■ **Given task**
The entire listing is to be repeated verbatim.

■ **Supplied data**

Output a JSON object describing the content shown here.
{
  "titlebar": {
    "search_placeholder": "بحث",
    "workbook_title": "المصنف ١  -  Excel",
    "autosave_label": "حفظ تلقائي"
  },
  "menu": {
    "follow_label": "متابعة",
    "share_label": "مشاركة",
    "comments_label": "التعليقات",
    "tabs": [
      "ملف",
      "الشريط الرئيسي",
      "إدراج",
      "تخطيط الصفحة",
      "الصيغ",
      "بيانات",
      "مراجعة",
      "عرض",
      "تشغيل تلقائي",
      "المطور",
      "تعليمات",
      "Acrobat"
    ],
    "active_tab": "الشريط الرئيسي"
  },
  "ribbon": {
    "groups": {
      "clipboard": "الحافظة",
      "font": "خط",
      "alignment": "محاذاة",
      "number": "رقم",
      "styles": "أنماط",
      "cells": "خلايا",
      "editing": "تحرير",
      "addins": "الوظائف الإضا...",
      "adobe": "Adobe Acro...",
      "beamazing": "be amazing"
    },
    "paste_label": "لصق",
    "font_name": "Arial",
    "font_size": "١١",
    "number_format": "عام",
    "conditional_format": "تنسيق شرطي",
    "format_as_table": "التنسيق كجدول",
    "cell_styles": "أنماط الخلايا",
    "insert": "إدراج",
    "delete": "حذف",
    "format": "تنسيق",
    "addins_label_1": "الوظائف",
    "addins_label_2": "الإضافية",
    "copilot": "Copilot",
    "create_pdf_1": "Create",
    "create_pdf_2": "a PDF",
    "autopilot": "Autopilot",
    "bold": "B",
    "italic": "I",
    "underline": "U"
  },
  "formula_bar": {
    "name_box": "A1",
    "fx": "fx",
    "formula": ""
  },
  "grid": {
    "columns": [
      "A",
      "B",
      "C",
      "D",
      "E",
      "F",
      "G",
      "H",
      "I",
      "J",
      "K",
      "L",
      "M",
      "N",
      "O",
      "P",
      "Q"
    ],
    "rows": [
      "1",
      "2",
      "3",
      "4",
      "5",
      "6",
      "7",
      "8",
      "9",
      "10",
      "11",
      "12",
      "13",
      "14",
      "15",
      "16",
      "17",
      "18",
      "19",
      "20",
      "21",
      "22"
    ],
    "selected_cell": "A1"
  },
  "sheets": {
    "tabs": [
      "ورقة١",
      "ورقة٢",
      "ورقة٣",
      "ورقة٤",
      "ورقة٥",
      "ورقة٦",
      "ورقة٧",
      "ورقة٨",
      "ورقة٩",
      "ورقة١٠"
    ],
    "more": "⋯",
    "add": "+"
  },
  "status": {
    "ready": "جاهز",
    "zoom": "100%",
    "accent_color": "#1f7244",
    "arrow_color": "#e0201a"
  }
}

■ **Exercise output**
Output a JSON object describing the content shown here.
{
  "titlebar": {
    "search_placeholder": "بحث",
    "workbook_title": "المصنف ١  -  Excel",
    "autosave_label": "حفظ تلقائي"
  },
  "menu": {
    "follow_label": "متابعة",
    "share_label": "مشاركة",
    "comments_label": "التعليقات",
    "tabs": [
      "ملف",
      "الشريط الرئيسي",
      "إدراج",
      "تخطيط الصفحة",
      "الصيغ",
      "بيانات",
      "مراجعة",
      "عرض",
      "تشغيل تلقائي",
      "المطور",
      "تعليمات",
      "Acrobat"
    ],
    "active_tab": "الشريط الرئيسي"
  },
  "ribbon": {
    "groups": {
      "clipboard": "الحافظة",
      "font": "خط",
      "alignment": "محاذاة",
      "number": "رقم",
      "styles": "أنماط",
      "cells": "خلايا",
      "editing": "تحرير",
      "addins": "الوظائف الإضا...",
      "adobe": "Adobe Acro...",
      "beamazing": "be amazing"
    },
    "paste_label": "لصق",
    "font_name": "Arial",
    "font_size": "١١",
    "number_format": "عام",
    "conditional_format": "تنسيق شرطي",
    "format_as_table": "التنسيق كجدول",
    "cell_styles": "أنماط الخلايا",
    "insert": "إدراج",
    "delete": "حذف",
    "format": "تنسيق",
    "addins_label_1": "الوظائف",
    "addins_label_2": "الإضافية",
    "copilot": "Copilot",
    "create_pdf_1": "Create",
    "create_pdf_2": "a PDF",
    "autopilot": "Autopilot",
    "bold": "B",
    "italic": "I",
    "underline": "U"
  },
  "formula_bar": {
    "name_box": "A1",
    "fx": "fx",
    "formula": ""
  },
  "grid": {
    "columns": [
      "A",
      "B",
      "C",
      "D",
      "E",
      "F",
      "G",
      "H",
      "I",
      "J",
      "K",
      "L",
      "M",
      "N",
      "O",
      "P",
      "Q"
    ],
    "rows": [
      "1",
      "2",
      "3",
      "4",
      "5",
      "6",
      "7",
      "8",
      "9",
      "10",
      "11",
      "12",
      "13",
      "14",
      "15",
      "16",
      "17",
      "18",
      "19",
      "20",
      "21",
      "22"
    ],
    "selected_cell": "A1"
  },
  "sheets": {
    "tabs": [
      "ورقة١",
      "ورقة٢",
      "ورقة٣",
      "ورقة٤",
      "ورقة٥",
      "ورقة٦",
      "ورقة٧",
      "ورقة٨",
      "ورقة٩",
      "ورقة١٠"
    ],
    "more": "⋯",
    "add": "+"
  },
  "status": {
    "ready": "جاهز",
    "zoom": "100%",
    "accent_color": "#1f7244",
    "arrow_color": "#e0201a"
  }
}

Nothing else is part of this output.